List each line of the data that holds the string "pavietnam".
** begin EXCERPTED DATA **
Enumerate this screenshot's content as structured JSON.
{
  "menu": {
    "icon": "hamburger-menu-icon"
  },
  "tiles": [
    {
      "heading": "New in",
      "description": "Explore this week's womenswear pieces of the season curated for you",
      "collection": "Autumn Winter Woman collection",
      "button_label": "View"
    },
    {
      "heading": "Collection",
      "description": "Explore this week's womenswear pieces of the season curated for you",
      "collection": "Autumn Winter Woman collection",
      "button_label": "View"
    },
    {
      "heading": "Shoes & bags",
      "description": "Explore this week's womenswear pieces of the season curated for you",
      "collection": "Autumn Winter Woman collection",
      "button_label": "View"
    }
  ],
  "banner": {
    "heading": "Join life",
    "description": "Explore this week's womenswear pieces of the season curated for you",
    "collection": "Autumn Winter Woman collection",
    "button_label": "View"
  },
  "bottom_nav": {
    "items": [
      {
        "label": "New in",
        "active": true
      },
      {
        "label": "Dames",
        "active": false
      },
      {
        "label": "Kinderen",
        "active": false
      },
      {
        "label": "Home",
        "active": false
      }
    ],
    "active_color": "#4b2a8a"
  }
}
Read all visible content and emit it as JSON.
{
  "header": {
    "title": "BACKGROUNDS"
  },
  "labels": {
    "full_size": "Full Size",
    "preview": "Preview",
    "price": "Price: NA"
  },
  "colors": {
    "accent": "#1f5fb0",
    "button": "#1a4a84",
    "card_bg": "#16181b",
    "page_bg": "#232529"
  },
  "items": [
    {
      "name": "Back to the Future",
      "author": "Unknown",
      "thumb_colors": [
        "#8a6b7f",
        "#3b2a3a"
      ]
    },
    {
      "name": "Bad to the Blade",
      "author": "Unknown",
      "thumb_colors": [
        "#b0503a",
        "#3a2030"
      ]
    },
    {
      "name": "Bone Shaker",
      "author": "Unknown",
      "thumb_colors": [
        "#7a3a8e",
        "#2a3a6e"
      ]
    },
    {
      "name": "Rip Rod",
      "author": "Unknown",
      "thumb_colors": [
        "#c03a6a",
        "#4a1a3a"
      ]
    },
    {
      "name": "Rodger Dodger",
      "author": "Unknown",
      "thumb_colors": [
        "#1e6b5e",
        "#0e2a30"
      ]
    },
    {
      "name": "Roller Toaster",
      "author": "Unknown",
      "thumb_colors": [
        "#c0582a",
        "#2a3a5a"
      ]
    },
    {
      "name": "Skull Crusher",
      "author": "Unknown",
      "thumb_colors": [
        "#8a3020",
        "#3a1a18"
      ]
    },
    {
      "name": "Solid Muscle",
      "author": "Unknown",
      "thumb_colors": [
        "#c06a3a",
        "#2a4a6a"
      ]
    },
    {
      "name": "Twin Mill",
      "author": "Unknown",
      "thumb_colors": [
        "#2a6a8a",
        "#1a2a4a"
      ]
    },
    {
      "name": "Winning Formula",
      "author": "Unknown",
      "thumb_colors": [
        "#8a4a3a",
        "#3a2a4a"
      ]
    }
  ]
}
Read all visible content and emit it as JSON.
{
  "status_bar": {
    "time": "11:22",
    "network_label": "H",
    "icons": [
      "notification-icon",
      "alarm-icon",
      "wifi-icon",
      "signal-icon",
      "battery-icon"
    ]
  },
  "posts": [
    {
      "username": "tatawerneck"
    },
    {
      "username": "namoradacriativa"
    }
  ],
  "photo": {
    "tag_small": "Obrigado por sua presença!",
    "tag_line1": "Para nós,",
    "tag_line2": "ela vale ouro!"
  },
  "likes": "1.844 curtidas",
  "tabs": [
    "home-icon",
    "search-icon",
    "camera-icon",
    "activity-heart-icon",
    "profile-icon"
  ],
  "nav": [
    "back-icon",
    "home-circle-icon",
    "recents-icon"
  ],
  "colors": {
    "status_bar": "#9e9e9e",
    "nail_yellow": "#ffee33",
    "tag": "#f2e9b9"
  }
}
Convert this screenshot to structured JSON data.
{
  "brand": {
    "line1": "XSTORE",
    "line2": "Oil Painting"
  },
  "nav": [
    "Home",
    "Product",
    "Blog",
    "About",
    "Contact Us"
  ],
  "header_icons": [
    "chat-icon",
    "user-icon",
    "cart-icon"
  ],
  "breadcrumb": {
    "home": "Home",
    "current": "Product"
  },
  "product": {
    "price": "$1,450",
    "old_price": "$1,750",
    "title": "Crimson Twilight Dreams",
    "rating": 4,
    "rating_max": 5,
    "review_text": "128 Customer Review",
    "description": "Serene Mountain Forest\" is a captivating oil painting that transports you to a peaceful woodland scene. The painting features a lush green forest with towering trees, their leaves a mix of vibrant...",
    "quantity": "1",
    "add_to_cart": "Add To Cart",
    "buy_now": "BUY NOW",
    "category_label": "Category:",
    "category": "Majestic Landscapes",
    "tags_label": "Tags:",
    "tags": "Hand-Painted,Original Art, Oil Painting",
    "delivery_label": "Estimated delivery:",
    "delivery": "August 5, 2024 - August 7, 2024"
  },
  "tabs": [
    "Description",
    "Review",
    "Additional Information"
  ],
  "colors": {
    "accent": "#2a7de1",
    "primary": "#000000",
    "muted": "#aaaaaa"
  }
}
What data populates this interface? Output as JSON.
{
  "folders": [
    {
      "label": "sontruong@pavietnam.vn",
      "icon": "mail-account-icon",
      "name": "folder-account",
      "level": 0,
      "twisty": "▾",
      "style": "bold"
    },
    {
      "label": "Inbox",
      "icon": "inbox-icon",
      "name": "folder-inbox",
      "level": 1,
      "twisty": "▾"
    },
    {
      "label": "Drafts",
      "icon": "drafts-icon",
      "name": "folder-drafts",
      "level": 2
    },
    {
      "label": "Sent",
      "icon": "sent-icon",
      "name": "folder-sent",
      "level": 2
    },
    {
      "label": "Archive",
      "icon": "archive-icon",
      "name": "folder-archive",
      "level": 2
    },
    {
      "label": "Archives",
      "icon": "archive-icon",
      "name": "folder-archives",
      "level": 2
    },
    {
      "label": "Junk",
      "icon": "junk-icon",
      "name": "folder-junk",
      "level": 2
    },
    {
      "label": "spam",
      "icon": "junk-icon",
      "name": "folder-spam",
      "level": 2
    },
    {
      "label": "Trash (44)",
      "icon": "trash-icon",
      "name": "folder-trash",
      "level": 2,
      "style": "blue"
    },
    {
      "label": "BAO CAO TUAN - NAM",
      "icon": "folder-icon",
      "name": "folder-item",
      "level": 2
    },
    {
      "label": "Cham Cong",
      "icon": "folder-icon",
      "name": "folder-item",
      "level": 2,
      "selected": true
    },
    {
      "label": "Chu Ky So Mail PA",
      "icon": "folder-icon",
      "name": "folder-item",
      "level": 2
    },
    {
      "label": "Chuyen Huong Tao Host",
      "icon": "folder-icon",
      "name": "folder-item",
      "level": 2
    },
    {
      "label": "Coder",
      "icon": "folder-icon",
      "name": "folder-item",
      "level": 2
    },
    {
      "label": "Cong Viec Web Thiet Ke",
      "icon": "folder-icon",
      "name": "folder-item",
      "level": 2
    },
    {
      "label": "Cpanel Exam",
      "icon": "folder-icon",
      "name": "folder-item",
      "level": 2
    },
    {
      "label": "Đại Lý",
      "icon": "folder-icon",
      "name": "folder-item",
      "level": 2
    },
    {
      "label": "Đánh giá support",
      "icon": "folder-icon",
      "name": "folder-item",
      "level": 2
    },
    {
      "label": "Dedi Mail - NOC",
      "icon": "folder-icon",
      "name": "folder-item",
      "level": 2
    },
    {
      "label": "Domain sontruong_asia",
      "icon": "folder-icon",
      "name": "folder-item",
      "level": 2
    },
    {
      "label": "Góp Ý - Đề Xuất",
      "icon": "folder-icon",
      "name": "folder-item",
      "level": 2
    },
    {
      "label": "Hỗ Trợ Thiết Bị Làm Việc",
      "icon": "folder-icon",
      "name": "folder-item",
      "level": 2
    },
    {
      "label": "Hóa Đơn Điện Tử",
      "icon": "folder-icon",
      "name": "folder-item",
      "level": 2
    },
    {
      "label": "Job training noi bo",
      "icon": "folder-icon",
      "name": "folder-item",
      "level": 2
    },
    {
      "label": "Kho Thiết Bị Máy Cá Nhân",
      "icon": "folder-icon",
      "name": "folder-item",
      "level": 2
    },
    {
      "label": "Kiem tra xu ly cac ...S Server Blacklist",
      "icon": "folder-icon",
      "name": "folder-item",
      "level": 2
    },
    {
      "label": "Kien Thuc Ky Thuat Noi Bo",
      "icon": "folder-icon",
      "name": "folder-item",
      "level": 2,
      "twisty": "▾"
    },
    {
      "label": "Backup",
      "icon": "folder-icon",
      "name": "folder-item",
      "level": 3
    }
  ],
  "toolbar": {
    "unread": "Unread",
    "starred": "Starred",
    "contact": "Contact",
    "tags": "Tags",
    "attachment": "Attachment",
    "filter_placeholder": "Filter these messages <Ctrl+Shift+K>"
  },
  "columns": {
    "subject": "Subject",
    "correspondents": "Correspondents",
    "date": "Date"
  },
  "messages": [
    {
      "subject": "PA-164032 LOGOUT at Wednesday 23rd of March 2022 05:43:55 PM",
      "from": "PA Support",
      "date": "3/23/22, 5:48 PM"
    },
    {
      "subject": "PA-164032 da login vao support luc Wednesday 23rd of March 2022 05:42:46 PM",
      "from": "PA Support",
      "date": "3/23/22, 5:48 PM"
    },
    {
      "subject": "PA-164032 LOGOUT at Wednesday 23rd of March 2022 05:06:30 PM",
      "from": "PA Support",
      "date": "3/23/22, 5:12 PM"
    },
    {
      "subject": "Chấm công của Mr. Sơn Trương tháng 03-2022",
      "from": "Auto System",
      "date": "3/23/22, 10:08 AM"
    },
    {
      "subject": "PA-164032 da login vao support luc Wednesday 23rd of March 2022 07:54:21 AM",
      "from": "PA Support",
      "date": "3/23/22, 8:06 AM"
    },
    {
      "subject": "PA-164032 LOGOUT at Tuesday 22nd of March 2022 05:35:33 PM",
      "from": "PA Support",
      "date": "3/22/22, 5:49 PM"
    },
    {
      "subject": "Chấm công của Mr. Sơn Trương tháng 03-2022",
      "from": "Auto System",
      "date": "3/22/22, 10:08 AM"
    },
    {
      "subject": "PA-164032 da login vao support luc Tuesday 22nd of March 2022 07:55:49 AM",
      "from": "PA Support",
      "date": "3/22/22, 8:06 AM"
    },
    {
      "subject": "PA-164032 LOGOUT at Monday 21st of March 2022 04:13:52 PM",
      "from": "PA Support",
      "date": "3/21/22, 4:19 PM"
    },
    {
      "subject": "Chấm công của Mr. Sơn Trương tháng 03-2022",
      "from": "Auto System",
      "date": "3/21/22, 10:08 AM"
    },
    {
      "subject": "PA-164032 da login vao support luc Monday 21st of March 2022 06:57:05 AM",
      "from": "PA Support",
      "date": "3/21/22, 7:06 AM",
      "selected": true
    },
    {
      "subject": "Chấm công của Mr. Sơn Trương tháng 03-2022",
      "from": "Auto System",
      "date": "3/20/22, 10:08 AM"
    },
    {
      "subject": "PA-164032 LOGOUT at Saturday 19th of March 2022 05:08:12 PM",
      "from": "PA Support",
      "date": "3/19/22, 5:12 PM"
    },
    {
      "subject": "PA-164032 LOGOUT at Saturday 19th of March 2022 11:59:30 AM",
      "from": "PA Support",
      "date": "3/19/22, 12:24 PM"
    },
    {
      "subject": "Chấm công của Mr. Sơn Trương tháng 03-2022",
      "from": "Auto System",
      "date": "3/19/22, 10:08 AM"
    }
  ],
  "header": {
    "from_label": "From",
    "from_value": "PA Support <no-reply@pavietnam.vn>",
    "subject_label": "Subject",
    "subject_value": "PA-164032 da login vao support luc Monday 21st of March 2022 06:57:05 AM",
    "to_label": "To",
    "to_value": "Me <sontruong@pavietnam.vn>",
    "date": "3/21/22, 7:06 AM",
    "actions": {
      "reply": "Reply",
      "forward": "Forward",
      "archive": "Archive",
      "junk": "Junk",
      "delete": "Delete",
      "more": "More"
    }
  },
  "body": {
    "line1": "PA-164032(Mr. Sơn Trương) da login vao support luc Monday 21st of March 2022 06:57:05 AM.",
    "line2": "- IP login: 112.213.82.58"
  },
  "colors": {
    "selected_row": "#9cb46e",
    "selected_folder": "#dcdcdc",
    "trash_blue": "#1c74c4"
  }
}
** end EXCERPTED DATA **
COMPLETE ANSWER
      "label": "sontruong@pavietnam.vn",
    "from_value": "PA Support <no-reply@pavietnam.vn>",
    "to_value": "Me <sontruong@pavietnam.vn>",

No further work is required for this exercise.